Scan the records and identify every line in which the string "метровую" occurs, then return those lines.
--- Begin DATA ENTRIES ---
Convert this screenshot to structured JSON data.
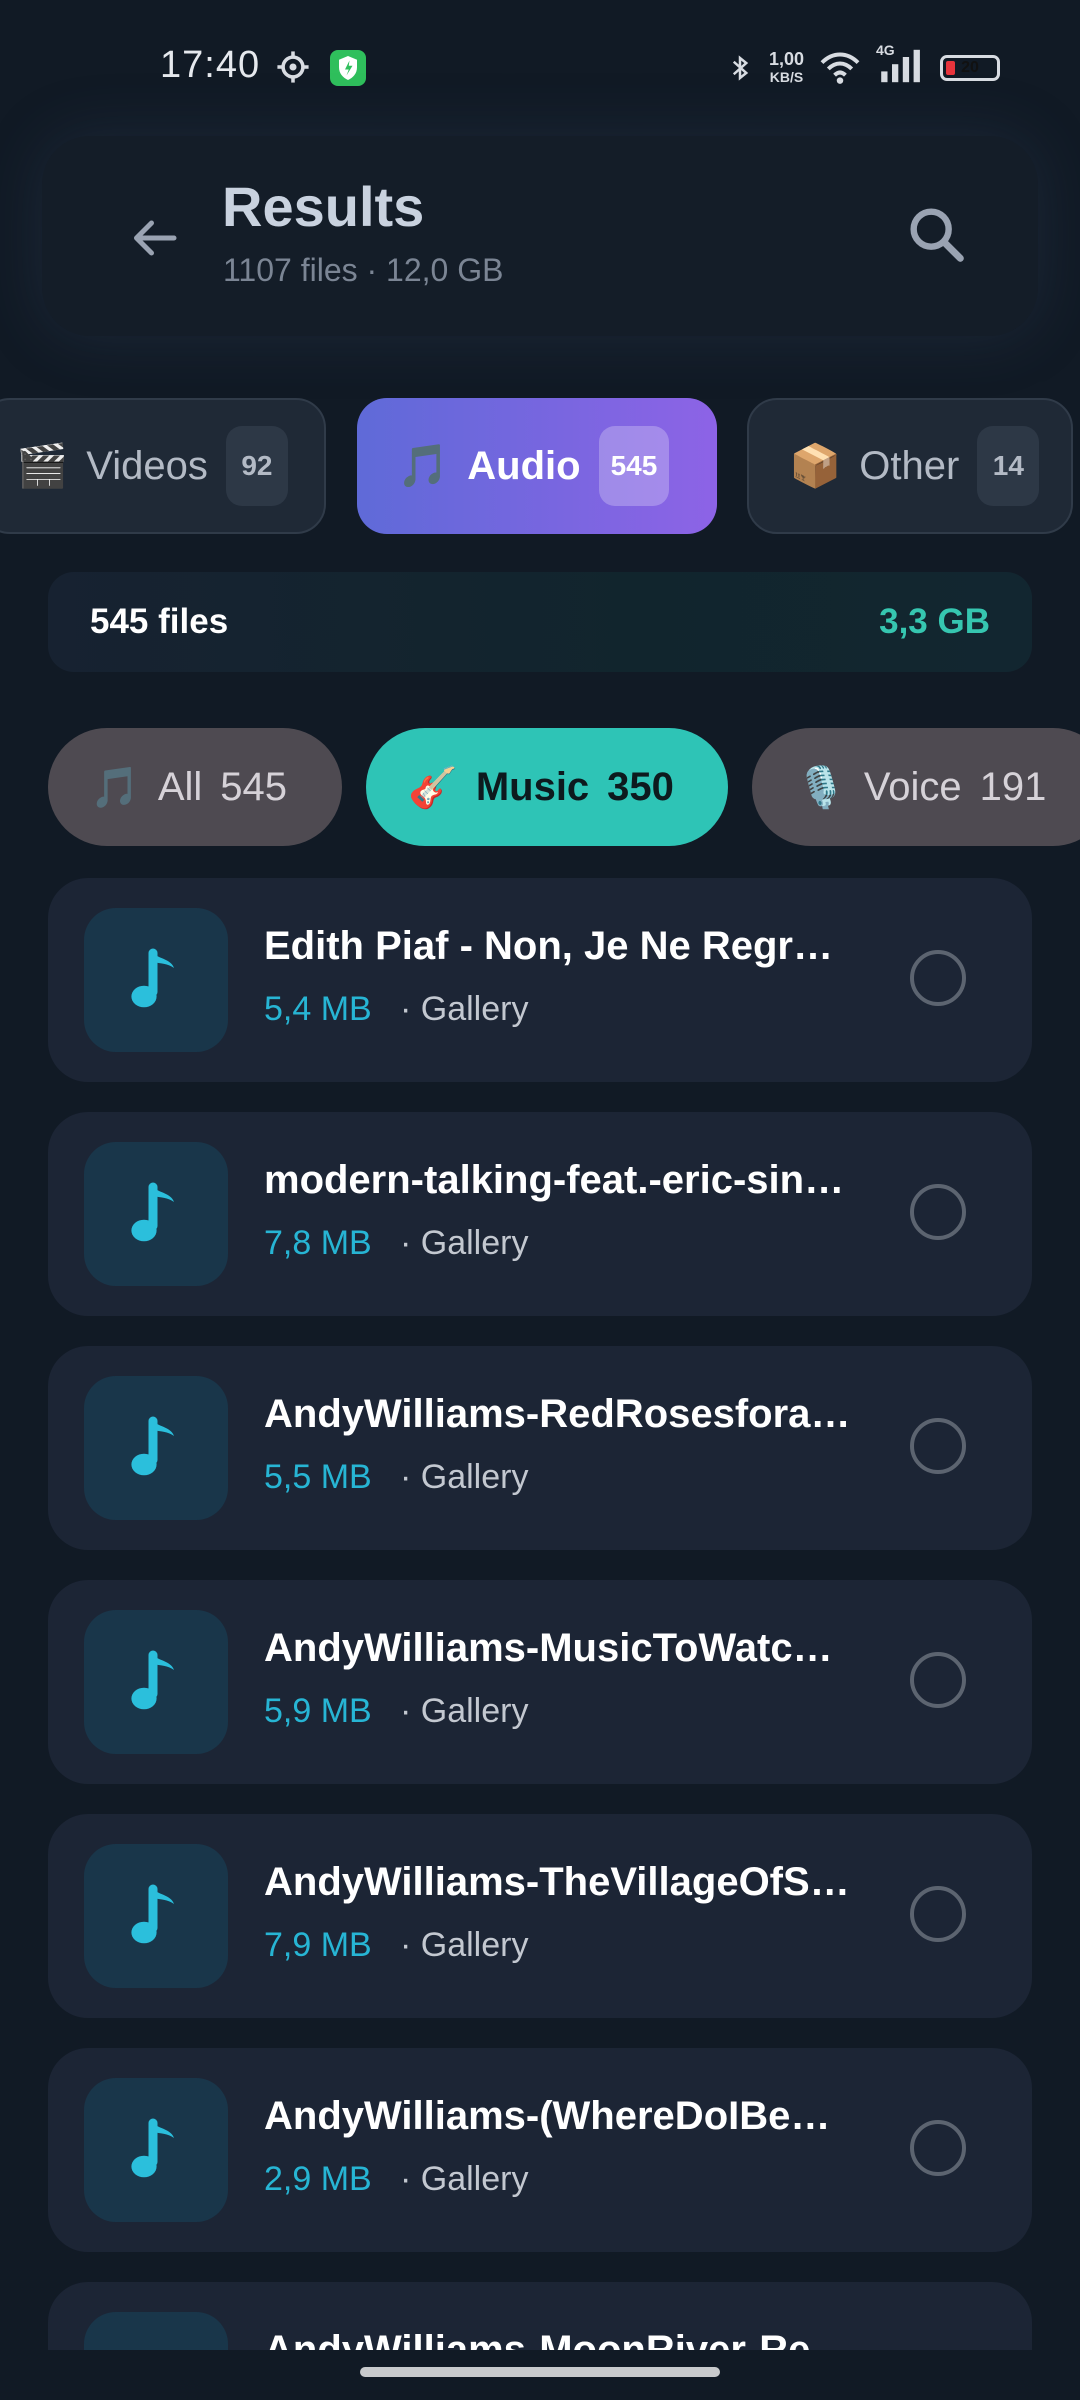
{
  "status_bar": {
    "time": "17:40",
    "net_speed_value": "1,00",
    "net_speed_unit": "KB/S",
    "network": "4G",
    "battery": "20",
    "icons": [
      "gear-icon",
      "shield-icon",
      "bluetooth-icon",
      "wifi-icon",
      "signal-icon",
      "battery-icon"
    ]
  },
  "header": {
    "title": "Results",
    "subtitle": "1107 files · 12,0 GB",
    "back_icon": "arrow-left-icon",
    "search_icon": "search-icon"
  },
  "type_tabs": [
    {
      "emoji": "🎬",
      "label": "Videos",
      "count": "92",
      "active": false
    },
    {
      "emoji": "🎵",
      "label": "Audio",
      "count": "545",
      "active": true
    },
    {
      "emoji": "📦",
      "label": "Other",
      "count": "14",
      "active": false
    }
  ],
  "summary": {
    "count_label": "545 files",
    "size_label": "3,3 GB"
  },
  "filter_chips": [
    {
      "emoji": "🎵",
      "label": "All",
      "count": "545",
      "active": false
    },
    {
      "emoji": "🎸",
      "label": "Music",
      "count": "350",
      "active": true
    },
    {
      "emoji": "🎙️",
      "label": "Voice",
      "count": "191",
      "active": false
    }
  ],
  "files": [
    {
      "name": "Edith Piaf - Non, Je Ne Regrette Rien",
      "size": "5,4 MB",
      "source": "· Gallery"
    },
    {
      "name": "modern-talking-feat.-eric-singleton",
      "size": "7,8 MB",
      "source": "· Gallery"
    },
    {
      "name": "AndyWilliams-RedRosesforaBlueLady",
      "size": "5,5 MB",
      "source": "· Gallery"
    },
    {
      "name": "AndyWilliams-MusicToWatchGirlsBy",
      "size": "5,9 MB",
      "source": "· Gallery"
    },
    {
      "name": "AndyWilliams-TheVillageOfStBernadette",
      "size": "7,9 MB",
      "source": "· Gallery"
    },
    {
      "name": "AndyWilliams-(WhereDoIBegin)LoveStory",
      "size": "2,9 MB",
      "source": "· Gallery"
    },
    {
      "name": "AndyWilliams-MoonRiver-Remastered",
      "size": "",
      "source": ""
    }
  ],
  "colors": {
    "background": "#111a25",
    "accent_purple": "#7b66e0",
    "accent_teal": "#2ec4b6",
    "size_blue": "#27b5d4"
  }
}
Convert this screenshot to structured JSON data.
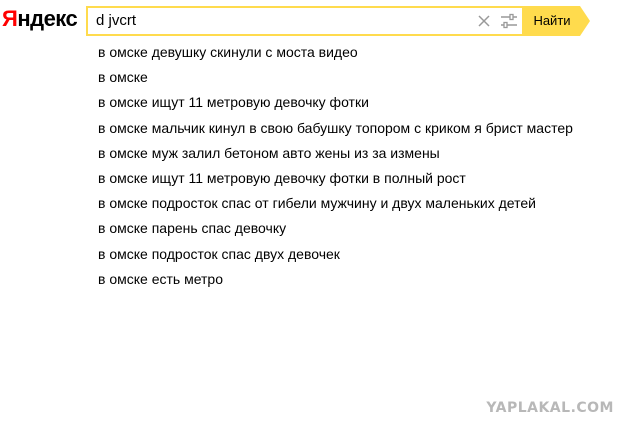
{
  "logo": {
    "first_letter": "Я",
    "rest": "ндекс"
  },
  "search": {
    "query": "d jvcrt",
    "clear_icon": "close-icon",
    "settings_icon": "sliders-icon",
    "button_label": "Найти",
    "accent_color": "#ffdb4d"
  },
  "suggestions": [
    "в омске девушку скинули с моста видео",
    "в омске",
    "в омске ищут 11 метровую девочку фотки",
    "в омске мальчик кинул в свою бабушку топором с криком я брист мастер",
    "в омске муж залил бетоном авто жены из за измены",
    "в омске ищут 11 метровую девочку фотки в полный рост",
    "в омске подросток спас от гибели мужчину и двух маленьких детей",
    "в омске парень спас девочку",
    "в омске подросток спас двух девочек",
    "в омске есть метро"
  ],
  "watermark": "YAPLAKAL.COM"
}
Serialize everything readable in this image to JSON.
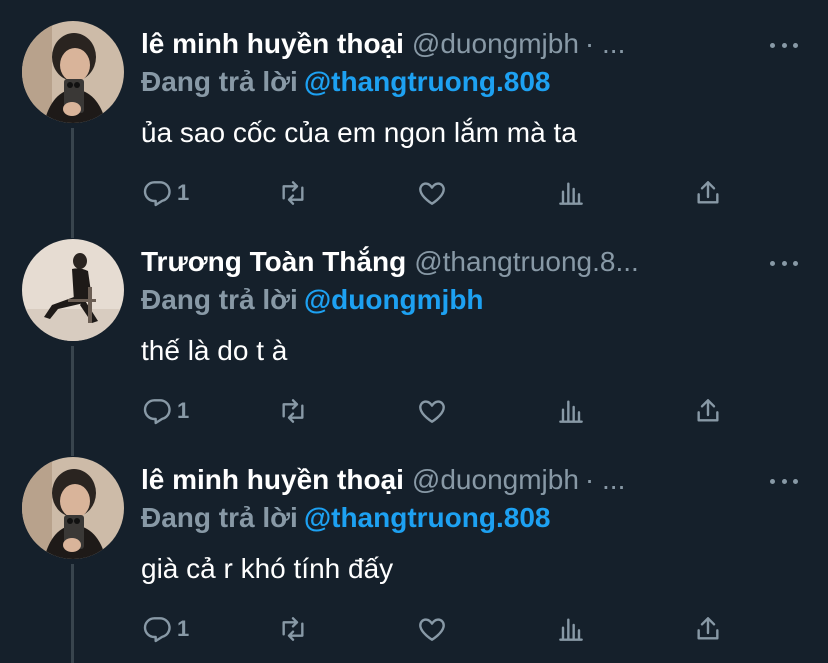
{
  "tweets": [
    {
      "name": "lê minh huyền thoại",
      "handle": "@duongmjbh",
      "time_ellipsis": "· ...",
      "reply_prefix": "Đang trả lời",
      "reply_to": "@thangtruong.808",
      "text": "ủa sao cốc của em ngon lắm mà ta",
      "reply_count": "1",
      "avatar": "selfie-avatar"
    },
    {
      "name": "Trương Toàn Thắng",
      "handle": "@thangtruong.8...",
      "time_ellipsis": "",
      "reply_prefix": "Đang trả lời",
      "reply_to": "@duongmjbh",
      "text": "thế là do t à",
      "reply_count": "1",
      "avatar": "seated-figure-avatar"
    },
    {
      "name": "lê minh huyền thoại",
      "handle": "@duongmjbh",
      "time_ellipsis": "· ...",
      "reply_prefix": "Đang trả lời",
      "reply_to": "@thangtruong.808",
      "text": "già cả r khó tính đấy",
      "reply_count": "1",
      "avatar": "selfie-avatar"
    }
  ],
  "icons": {
    "reply": "reply-icon",
    "retweet": "retweet-icon",
    "like": "heart-icon",
    "analytics": "analytics-icon",
    "share": "share-icon",
    "more": "more-icon"
  },
  "colors": {
    "background": "#15202b",
    "secondary_text": "#8899a6",
    "accent": "#1da1f2",
    "thread_line": "#38444d"
  }
}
--- End DATA ENTRIES ---
** SOLVED EXERCISE **
    "в омске ищут 11 метровую девочку фотки",
    "в омске ищут 11 метровую девочку фотки в полный рост",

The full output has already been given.